* [Element and box listings]:

#####

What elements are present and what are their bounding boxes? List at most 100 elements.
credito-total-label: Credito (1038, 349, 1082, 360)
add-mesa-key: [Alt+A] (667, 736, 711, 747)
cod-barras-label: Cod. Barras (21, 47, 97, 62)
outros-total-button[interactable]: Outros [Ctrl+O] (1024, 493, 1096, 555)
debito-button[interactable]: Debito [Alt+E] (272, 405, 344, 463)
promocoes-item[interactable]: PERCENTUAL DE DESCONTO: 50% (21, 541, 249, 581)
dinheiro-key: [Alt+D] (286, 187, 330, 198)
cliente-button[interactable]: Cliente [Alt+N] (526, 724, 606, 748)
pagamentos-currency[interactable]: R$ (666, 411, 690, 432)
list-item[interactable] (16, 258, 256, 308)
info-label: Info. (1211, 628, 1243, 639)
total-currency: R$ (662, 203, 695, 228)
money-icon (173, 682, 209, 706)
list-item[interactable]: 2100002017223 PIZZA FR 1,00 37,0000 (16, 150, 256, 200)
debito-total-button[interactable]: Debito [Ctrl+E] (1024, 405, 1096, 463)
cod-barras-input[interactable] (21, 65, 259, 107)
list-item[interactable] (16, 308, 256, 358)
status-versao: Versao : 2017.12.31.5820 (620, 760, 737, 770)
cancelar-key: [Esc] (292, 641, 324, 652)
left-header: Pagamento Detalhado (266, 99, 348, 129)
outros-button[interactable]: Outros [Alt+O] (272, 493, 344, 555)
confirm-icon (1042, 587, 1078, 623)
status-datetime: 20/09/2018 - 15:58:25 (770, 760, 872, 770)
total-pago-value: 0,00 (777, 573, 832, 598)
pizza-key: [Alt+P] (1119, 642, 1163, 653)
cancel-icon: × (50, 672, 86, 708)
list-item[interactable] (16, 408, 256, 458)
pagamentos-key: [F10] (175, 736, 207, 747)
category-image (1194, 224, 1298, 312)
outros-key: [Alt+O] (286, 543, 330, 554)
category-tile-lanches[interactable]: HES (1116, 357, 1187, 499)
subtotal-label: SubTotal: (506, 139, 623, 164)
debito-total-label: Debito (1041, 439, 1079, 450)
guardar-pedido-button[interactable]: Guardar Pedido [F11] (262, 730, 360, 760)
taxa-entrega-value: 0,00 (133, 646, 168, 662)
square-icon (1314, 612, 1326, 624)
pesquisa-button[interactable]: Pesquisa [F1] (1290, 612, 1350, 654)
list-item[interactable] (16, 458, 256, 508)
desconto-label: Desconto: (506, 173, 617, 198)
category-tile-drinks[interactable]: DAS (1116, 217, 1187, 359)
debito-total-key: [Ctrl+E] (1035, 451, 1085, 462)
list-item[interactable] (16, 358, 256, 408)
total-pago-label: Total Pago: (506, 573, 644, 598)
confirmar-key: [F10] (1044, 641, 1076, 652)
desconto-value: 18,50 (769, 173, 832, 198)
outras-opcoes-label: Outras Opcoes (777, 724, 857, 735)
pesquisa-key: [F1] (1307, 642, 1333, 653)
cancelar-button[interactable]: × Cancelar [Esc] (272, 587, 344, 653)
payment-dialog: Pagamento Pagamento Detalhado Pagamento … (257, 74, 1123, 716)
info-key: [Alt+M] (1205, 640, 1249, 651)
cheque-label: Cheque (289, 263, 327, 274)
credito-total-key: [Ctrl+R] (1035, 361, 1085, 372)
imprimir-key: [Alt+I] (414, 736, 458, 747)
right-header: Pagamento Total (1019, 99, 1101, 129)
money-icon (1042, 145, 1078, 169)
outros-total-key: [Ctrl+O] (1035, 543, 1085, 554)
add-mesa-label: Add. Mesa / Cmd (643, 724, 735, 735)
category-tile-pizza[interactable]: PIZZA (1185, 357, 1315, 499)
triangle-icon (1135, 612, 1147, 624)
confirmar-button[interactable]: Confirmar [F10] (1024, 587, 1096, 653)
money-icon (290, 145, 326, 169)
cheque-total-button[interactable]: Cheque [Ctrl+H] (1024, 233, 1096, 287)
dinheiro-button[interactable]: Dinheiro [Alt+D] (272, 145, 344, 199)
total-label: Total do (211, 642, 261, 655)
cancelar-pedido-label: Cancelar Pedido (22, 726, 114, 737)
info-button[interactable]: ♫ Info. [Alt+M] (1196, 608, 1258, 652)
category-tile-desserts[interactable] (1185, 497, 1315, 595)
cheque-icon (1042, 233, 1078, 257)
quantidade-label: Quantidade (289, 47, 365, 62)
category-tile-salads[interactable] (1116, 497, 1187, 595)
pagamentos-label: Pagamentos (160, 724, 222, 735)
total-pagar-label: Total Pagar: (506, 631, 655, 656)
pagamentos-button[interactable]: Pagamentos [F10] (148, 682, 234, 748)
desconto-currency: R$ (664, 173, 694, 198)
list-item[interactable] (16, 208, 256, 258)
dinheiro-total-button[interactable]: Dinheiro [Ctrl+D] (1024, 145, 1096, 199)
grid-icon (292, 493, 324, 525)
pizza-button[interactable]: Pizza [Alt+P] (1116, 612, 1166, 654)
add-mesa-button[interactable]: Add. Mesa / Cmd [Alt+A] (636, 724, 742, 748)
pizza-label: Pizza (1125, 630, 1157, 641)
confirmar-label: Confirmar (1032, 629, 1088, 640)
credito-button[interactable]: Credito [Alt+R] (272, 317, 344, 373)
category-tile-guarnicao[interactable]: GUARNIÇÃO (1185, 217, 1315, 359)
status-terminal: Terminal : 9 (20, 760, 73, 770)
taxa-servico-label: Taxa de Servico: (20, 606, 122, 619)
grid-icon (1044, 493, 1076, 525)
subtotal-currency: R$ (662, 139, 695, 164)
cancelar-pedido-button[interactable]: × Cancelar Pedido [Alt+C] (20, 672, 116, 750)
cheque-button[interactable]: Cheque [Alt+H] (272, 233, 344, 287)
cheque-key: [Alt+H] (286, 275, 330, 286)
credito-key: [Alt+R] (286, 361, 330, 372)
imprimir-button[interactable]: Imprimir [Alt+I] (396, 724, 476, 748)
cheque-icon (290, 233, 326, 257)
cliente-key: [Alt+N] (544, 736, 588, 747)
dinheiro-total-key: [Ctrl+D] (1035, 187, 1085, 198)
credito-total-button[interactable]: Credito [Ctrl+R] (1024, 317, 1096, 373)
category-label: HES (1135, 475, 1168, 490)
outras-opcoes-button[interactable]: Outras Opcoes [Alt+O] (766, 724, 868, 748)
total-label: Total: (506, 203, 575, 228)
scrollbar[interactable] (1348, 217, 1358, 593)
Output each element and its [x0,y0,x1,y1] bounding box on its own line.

#####

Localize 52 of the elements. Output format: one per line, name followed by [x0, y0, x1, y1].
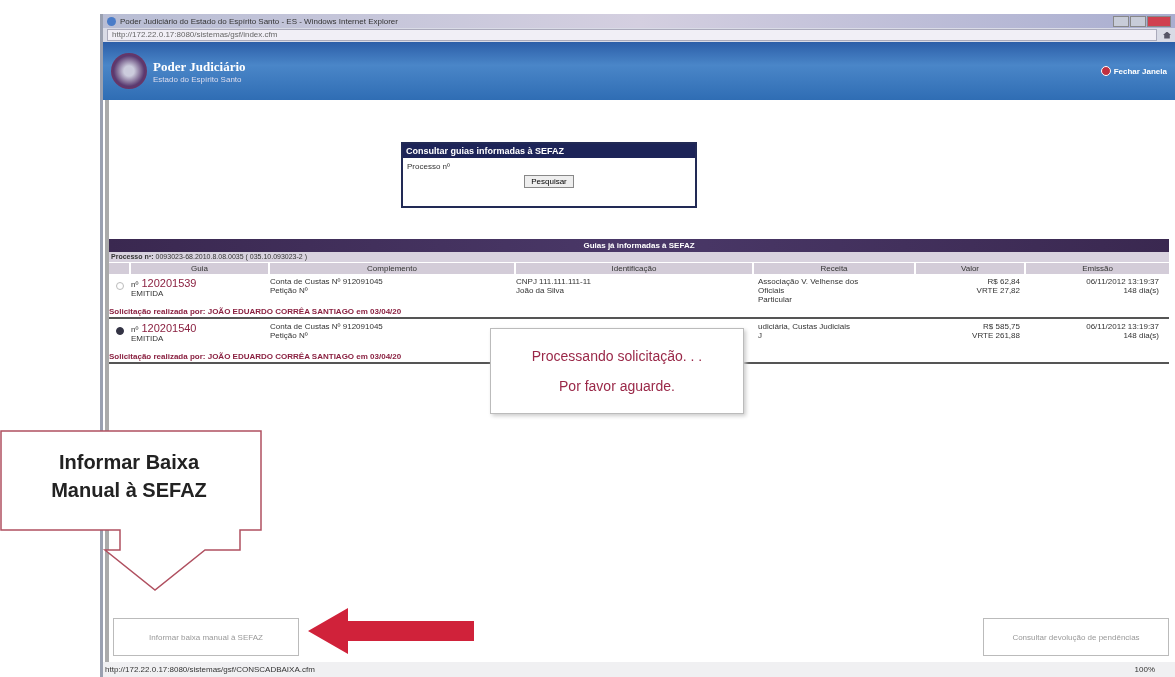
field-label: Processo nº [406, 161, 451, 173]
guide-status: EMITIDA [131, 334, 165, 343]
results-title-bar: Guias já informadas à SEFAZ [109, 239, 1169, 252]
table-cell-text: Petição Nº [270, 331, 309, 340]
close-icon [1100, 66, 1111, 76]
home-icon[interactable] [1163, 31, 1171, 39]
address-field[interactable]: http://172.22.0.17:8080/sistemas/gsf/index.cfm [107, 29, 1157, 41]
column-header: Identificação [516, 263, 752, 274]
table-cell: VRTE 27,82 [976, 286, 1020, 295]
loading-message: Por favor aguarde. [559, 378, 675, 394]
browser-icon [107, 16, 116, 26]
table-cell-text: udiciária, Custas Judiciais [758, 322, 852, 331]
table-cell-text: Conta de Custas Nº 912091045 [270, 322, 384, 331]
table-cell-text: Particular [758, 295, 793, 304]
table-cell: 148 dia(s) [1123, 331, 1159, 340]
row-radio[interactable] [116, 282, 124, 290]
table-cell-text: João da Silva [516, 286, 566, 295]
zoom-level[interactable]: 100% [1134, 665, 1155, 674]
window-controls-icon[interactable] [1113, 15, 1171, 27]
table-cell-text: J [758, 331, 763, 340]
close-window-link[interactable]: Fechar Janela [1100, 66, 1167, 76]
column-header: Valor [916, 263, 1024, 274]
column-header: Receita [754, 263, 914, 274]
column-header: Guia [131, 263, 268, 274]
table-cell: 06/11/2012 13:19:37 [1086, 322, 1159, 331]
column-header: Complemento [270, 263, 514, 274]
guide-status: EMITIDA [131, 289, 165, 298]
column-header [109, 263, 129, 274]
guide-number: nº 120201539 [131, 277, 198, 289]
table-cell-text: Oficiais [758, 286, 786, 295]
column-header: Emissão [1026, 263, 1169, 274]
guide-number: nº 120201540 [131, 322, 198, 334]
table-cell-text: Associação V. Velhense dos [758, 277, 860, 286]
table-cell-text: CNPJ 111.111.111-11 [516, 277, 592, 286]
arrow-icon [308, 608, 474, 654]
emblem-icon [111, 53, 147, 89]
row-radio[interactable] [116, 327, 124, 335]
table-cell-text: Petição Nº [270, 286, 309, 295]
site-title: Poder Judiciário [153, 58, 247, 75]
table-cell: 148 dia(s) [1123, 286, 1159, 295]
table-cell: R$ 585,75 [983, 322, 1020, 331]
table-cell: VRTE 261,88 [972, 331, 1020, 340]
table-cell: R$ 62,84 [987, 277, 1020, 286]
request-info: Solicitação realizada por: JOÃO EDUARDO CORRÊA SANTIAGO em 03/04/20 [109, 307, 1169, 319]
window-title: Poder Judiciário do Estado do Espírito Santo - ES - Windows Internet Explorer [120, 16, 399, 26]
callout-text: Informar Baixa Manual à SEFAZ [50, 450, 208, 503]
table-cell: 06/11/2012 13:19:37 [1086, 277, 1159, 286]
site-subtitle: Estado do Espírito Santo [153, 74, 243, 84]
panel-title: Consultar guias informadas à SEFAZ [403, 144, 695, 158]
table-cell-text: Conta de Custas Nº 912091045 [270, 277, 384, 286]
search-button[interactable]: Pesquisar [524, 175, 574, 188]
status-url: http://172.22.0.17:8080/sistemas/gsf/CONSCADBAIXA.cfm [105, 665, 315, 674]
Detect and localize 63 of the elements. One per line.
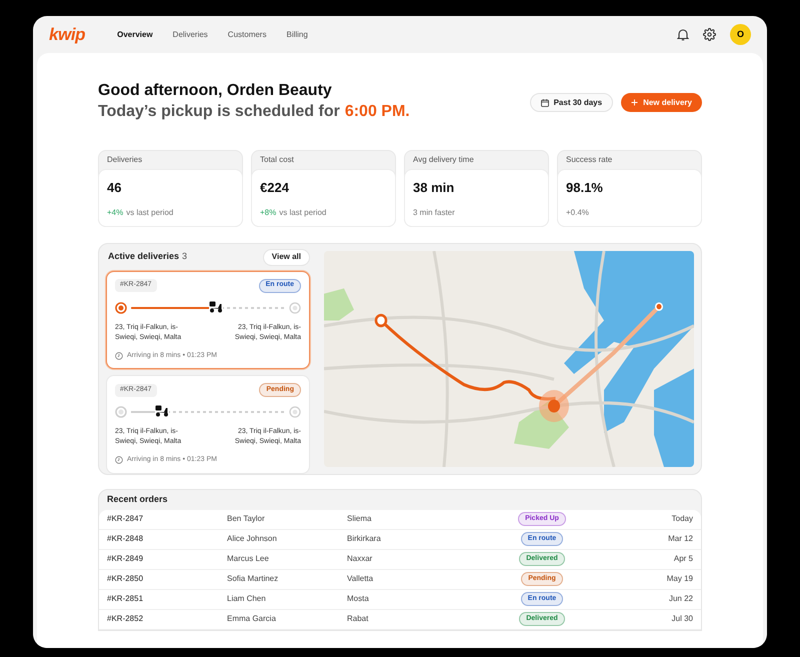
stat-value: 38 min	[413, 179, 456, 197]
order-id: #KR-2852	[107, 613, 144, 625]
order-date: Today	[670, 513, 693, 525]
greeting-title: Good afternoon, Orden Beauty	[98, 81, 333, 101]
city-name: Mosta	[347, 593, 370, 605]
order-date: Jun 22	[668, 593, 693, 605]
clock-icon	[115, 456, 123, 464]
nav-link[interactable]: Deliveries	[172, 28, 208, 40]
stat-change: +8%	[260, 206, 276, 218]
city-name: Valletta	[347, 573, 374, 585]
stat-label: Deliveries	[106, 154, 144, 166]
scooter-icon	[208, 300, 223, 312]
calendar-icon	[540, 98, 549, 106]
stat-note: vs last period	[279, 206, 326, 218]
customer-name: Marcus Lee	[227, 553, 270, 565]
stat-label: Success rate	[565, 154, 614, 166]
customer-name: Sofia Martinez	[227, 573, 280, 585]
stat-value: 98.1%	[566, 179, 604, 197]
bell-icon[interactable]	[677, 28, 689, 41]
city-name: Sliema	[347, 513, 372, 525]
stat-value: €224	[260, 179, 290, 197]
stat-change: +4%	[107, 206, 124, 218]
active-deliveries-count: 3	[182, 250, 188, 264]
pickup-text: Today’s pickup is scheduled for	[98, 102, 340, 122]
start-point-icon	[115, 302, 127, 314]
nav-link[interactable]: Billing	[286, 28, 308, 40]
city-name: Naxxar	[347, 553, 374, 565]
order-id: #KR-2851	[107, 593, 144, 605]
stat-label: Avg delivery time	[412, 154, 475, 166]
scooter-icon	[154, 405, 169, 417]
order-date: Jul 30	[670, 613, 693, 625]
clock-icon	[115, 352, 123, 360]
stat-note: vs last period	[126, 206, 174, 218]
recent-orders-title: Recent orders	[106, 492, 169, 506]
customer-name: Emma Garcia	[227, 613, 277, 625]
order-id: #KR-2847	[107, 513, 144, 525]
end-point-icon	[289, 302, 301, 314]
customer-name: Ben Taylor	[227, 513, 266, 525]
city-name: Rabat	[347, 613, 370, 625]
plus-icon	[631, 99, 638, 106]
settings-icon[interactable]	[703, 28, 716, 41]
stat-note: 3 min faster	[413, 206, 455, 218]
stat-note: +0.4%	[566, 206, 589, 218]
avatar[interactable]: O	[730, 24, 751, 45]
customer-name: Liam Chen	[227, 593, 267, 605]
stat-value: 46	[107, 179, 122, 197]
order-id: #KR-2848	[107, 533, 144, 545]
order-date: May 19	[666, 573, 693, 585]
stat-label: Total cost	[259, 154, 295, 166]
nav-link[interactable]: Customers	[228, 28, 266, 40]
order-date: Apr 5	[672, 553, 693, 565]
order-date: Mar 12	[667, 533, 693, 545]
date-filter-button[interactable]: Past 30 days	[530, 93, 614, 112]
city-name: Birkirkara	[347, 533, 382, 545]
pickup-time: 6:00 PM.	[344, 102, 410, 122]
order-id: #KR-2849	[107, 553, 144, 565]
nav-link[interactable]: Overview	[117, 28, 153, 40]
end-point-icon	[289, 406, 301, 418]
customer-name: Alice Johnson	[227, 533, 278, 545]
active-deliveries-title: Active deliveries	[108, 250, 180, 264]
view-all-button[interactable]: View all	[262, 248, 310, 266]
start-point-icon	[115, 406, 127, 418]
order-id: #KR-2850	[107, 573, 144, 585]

#####

Write out the lines of the entries above, from the line containing "What elements are" through the line containing "outros-total-button[interactable]: Outros [Ctrl+O]", with nothing changed.

* [Reply]:
What elements are present and what are their bounding boxes? List at most 100 elements.
credito-total-label: Credito (1038, 349, 1082, 360)
add-mesa-key: [Alt+A] (667, 736, 711, 747)
cod-barras-label: Cod. Barras (21, 47, 97, 62)
outros-total-button[interactable]: Outros [Ctrl+O] (1024, 493, 1096, 555)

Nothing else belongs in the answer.